Exercise prompt:
Do any lines in the data below contain "Spannung"? If so, copy every one of them.

Data:
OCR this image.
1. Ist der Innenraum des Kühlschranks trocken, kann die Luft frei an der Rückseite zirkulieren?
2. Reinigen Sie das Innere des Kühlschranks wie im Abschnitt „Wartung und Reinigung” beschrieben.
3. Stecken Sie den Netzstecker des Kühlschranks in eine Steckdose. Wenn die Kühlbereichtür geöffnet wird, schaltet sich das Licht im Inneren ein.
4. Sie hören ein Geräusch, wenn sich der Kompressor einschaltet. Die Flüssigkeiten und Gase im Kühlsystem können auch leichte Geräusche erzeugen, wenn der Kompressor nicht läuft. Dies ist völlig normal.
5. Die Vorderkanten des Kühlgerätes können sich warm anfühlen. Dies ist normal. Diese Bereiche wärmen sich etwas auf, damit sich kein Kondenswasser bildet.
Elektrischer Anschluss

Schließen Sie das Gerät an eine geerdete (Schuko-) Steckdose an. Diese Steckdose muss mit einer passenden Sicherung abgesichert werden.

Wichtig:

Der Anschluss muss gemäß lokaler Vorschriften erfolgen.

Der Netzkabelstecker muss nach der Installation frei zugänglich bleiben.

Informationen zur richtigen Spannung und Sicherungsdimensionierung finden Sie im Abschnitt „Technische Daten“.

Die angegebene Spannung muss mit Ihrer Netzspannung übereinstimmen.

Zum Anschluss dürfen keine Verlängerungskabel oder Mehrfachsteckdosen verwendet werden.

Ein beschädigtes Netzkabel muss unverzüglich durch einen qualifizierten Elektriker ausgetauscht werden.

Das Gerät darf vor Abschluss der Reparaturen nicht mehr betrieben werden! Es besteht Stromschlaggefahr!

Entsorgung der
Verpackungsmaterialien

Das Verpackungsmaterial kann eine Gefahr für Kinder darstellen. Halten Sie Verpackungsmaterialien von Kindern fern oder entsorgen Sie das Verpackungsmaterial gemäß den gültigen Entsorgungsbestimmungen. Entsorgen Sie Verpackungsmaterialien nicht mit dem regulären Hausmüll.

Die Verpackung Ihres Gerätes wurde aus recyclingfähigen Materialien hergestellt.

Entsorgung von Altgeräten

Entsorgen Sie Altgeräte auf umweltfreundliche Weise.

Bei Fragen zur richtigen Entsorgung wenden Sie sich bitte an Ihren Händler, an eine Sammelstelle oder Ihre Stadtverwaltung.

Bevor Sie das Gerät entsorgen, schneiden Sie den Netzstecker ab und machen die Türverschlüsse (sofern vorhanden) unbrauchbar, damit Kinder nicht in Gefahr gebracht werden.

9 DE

Reply to the exercise:
Informationen zur richtigen Spannung und Sicherungsdimensionierung finden Sie im Abschnitt „Technische Daten“.
Die angegebene Spannung muss mit Ihrer Netzspannung übereinstimmen.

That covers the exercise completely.